PASSAGE:
**********

Free Software leader Benjamin "Mako" Hill doing an AMA - forwardslash
http://www.reddit.com/r/reddit.com/comments/fnw13/free_software_leader_benjamin_mako_hill_has/

======
forwardslash
From the link:

Benjamin "Mako" Hill works on issues of technology, intellectual property, and
society. He's a key person in the free software and free culture movements.
Mako is a core-developer, active contributor, and founding member of the
Ubuntu Project. For nearly a decade, he has also been an active member of the
Debian GNU/Linux Project, which Ubuntu is based on. Together with Erik Moeller
from the Wikimedia Foundation, Mako founded the Definition of Free Cultural
Worksbased on the Free Software Definition.

Mako serves on the advisory board of the Wikimedia Foundation and the One
Laptop Per Child project. Currently a researcher and PhD Candidate and a
Research Fellow at the MIT Center for Future Civic Media

Another fun fact: Mako's apartment is where reddit was founded, and there is
spray paint on the roof to prove it[1]. Mako has agreed to answer the top ten
questions as of 2/22 in this redditor-built 12 foot Igloo[2]. Ask him
anything.

[1] <http://min.us/mvfPWXg#1> [2]
<https://picasaweb.google.com/danny.piccirillo/Iglootarium>

**********

EXTRACTED ENTRIES:
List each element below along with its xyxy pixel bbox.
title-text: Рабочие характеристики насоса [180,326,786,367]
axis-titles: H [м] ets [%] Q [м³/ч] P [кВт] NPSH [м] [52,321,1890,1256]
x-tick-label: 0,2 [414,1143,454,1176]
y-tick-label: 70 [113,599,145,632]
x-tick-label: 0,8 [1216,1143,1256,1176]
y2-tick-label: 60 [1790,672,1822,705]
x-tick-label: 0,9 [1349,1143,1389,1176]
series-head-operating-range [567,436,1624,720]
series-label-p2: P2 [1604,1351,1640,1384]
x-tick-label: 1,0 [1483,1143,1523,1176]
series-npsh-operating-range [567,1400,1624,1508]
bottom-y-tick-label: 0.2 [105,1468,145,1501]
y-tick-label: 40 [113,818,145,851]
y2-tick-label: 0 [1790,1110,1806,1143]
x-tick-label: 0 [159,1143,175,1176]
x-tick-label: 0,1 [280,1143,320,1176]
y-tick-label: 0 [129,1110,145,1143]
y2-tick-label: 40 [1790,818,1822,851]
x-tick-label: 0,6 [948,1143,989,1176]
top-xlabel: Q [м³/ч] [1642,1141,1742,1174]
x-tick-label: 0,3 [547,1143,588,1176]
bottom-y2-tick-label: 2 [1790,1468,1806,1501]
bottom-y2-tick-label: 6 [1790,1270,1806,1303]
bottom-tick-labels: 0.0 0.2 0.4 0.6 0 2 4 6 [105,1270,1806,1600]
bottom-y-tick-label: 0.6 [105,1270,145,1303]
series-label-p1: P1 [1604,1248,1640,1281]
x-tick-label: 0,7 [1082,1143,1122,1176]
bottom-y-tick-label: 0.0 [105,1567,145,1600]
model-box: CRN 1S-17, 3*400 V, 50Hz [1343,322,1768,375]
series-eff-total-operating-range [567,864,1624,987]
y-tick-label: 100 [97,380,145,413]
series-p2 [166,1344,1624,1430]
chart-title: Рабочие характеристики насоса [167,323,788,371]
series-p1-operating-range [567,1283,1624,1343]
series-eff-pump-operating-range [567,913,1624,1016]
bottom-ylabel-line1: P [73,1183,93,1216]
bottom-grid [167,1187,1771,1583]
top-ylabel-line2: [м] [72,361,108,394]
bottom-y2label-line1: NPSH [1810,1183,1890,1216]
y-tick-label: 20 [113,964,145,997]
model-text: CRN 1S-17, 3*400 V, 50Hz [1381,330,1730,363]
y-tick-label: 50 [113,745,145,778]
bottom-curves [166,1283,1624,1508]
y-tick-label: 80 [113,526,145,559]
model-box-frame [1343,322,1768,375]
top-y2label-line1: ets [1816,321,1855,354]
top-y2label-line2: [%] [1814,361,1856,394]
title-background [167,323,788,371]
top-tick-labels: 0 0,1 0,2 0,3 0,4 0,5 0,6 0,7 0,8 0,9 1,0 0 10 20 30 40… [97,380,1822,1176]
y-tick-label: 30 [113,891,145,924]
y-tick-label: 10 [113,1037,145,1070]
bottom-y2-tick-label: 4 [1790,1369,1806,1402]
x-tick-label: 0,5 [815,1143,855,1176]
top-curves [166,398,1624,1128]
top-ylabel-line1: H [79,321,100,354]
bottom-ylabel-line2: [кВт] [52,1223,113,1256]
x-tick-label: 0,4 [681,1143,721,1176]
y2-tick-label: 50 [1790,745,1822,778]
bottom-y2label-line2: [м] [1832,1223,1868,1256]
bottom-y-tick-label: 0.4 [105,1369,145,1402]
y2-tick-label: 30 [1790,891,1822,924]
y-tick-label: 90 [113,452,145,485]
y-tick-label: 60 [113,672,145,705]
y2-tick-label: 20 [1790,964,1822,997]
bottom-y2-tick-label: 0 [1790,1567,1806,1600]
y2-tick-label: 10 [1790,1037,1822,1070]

**********

TO-DO LIST:
A) Rewrite the post about Benjamin "Mako" Hill, starting at "Free Software leader" and ending at "Free Software Definition.", and swap "Ubuntu" for "Kubuntu" throughout.
B) According to the post about Benjamin "Mako" Hill, how many questions has he agreed to answer?

PROBLEM SOLUTIONS:
A)
Free Software leader Benjamin "Mako" Hill doing an AMA - forwardslash
http://www.reddit.com/r/reddit.com/comments/fnw13/free_software_leader_benjamin_mako_hill_has/

======
forwardslash
From the link:

Benjamin "Mako" Hill works on issues of technology, intellectual property, and
society. He's a key person in the free software and free culture movements.
Mako is a core-developer, active contributor, and founding member of the
Kubuntu Project. For nearly a decade, he has also been an active member of the
Debian GNU/Linux Project, which Kubuntu is based on. Together with Erik Moeller
from the Wikimedia Foundation, Mako founded the Definition of Free Cultural
Worksbased on the Free Software Definition.

B) The top ten questions as of 2/22.